--- Information supplied ---
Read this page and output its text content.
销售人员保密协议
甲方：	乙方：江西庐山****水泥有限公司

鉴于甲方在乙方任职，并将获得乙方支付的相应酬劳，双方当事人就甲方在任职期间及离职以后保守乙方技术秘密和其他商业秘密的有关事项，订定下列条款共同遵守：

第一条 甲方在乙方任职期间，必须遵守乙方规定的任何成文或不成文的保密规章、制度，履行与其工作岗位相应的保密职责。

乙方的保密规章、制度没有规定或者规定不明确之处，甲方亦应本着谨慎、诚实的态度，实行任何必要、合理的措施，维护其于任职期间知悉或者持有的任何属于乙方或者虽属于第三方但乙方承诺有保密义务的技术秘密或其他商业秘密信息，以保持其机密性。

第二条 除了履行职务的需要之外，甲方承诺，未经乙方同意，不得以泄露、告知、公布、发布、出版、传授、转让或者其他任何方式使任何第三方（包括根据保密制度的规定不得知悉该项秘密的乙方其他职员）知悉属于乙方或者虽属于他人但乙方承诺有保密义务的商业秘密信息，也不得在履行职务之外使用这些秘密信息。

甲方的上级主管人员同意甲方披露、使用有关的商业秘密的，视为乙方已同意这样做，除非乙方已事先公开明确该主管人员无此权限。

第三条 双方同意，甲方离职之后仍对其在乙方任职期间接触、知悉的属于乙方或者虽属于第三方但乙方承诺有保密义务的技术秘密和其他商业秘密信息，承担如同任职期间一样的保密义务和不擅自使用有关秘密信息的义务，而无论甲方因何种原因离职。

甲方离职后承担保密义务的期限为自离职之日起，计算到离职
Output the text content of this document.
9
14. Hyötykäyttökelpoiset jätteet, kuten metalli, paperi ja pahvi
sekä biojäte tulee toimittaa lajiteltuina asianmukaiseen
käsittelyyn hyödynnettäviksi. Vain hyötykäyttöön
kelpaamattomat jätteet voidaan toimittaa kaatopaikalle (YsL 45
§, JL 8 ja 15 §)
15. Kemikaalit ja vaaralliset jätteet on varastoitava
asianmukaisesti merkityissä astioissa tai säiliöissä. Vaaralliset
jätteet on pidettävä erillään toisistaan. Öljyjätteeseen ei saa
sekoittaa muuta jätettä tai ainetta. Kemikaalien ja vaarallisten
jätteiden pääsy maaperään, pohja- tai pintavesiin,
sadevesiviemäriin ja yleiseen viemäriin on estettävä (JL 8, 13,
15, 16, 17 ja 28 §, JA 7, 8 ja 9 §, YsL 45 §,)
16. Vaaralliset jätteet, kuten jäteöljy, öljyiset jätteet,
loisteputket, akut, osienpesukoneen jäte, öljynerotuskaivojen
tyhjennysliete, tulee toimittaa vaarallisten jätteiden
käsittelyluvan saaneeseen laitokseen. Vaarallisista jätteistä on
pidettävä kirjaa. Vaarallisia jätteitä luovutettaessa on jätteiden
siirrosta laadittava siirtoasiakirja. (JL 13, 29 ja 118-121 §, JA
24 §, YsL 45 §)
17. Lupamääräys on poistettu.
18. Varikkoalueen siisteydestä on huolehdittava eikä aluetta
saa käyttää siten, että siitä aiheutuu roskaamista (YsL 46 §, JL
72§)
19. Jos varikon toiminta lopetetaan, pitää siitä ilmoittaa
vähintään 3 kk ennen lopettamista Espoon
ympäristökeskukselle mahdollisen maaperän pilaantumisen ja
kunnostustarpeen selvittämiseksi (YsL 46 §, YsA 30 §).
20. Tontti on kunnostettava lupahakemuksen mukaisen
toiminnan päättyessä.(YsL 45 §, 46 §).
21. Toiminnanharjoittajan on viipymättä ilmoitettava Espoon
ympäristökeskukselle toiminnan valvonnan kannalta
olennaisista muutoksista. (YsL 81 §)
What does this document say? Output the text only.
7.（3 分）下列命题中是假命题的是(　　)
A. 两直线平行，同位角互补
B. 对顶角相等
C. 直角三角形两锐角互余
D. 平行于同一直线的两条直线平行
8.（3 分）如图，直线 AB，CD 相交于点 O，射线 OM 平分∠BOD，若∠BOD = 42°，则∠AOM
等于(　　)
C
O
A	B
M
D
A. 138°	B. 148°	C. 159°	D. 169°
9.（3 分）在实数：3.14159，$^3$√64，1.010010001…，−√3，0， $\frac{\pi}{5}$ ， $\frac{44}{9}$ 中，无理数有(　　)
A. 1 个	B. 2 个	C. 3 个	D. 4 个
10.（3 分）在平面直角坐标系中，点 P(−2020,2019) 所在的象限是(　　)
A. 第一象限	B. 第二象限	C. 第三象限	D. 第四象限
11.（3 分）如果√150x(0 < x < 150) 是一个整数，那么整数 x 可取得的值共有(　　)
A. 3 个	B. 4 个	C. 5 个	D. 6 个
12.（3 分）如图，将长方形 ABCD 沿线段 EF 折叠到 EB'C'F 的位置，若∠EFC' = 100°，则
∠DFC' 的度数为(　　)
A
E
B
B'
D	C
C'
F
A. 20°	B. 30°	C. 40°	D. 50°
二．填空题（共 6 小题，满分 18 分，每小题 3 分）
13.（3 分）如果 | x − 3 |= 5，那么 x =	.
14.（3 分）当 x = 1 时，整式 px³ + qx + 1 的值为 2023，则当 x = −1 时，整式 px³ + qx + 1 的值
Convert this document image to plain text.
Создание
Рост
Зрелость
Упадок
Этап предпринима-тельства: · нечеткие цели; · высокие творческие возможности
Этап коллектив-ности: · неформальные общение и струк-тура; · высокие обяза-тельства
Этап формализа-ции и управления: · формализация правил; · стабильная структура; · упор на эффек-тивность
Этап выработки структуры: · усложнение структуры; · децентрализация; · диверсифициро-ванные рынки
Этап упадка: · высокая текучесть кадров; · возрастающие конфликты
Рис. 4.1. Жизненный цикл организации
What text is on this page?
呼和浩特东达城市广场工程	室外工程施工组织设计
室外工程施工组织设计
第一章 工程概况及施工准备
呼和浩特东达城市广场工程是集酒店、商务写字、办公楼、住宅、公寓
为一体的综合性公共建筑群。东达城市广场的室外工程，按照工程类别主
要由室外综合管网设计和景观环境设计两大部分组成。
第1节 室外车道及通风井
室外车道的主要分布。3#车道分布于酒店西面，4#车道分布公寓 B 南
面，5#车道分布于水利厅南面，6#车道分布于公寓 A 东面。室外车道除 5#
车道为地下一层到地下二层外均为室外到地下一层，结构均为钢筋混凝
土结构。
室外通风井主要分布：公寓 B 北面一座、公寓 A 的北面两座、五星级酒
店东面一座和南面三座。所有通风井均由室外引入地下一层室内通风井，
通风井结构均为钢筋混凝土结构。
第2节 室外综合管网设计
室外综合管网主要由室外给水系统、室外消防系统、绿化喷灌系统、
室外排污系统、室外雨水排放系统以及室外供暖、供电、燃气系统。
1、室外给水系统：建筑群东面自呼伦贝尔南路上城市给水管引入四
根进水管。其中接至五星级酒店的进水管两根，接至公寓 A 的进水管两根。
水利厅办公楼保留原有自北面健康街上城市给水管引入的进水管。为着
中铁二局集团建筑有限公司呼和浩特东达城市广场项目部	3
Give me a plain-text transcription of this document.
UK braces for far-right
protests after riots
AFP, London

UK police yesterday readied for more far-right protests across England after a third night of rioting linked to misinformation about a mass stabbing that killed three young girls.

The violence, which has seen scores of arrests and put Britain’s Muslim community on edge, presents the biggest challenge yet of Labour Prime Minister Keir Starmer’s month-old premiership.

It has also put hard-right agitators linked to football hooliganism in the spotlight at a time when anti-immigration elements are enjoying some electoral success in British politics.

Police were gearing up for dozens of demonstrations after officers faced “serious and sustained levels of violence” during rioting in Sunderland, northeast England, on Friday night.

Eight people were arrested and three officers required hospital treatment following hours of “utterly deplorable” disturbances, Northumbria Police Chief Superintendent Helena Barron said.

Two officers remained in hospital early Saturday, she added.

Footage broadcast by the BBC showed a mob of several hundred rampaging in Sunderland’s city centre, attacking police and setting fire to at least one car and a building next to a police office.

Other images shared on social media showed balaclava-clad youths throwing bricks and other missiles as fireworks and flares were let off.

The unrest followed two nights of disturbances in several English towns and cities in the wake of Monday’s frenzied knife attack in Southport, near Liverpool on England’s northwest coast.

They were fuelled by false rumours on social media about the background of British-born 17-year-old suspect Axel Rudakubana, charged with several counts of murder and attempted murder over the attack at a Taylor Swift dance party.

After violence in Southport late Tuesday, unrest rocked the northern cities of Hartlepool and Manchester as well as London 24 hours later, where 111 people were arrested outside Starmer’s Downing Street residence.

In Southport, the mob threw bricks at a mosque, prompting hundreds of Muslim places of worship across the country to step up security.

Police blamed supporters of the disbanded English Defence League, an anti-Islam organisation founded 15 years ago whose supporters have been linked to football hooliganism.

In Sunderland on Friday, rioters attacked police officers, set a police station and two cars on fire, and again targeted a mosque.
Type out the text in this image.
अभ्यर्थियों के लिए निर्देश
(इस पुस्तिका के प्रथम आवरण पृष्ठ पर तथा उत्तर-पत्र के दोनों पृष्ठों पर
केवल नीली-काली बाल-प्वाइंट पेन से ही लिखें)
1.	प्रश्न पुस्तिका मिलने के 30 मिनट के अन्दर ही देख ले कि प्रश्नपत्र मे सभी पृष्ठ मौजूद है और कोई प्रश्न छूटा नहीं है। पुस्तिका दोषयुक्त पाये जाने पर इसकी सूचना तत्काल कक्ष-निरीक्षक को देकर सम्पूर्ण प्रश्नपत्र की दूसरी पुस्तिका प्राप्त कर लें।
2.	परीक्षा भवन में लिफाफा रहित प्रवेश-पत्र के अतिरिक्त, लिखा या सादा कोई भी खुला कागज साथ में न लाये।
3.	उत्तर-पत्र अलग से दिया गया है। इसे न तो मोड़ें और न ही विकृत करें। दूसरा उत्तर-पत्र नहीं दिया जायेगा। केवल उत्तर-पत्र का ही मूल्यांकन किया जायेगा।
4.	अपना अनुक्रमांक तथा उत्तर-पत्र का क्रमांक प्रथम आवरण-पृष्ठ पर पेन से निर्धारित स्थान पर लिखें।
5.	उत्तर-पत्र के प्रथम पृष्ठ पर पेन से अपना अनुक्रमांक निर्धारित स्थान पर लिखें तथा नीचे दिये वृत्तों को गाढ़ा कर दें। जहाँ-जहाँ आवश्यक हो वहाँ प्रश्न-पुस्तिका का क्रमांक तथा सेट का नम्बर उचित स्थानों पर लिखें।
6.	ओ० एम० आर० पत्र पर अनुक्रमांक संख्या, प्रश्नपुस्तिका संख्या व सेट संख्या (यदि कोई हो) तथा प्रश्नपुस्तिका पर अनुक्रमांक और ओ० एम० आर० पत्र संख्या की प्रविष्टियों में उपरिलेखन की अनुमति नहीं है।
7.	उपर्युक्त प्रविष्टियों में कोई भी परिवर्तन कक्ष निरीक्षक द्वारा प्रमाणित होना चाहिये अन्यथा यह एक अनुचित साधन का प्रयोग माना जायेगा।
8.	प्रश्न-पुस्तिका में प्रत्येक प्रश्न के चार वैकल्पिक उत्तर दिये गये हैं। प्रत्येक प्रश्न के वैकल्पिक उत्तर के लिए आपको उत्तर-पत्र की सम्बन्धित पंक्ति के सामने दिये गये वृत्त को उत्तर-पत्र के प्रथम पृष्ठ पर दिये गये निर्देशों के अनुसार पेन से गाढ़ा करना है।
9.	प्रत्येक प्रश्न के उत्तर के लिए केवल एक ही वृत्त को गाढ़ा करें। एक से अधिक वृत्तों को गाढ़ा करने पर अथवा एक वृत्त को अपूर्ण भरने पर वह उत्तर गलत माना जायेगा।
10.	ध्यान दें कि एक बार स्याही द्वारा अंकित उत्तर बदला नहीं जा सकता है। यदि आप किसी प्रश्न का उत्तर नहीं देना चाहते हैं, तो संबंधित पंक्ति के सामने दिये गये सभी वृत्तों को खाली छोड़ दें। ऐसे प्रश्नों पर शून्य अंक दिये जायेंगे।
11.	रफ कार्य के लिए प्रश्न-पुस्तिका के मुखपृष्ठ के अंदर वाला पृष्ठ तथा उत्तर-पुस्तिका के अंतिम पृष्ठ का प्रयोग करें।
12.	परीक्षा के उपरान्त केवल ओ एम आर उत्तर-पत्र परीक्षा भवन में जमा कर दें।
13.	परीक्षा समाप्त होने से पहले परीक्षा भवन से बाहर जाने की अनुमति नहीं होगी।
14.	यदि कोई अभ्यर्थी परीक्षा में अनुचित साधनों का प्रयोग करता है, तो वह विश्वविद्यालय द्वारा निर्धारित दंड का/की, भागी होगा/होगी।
---
Written task – Pick each line holding the word "people" out of the data and copy it.

Completed task –
Eight people were arrested and three officers required hospital treatment following hours of “utterly deplorable” disturbances, Northumbria Police Chief Superintendent Helena Barron said.
After violence in Southport late Tuesday, unrest rocked the northern cities of Hartlepool and Manchester as well as London 24 hours later, where 111 people were arrested outside Starmer’s Downing Street residence.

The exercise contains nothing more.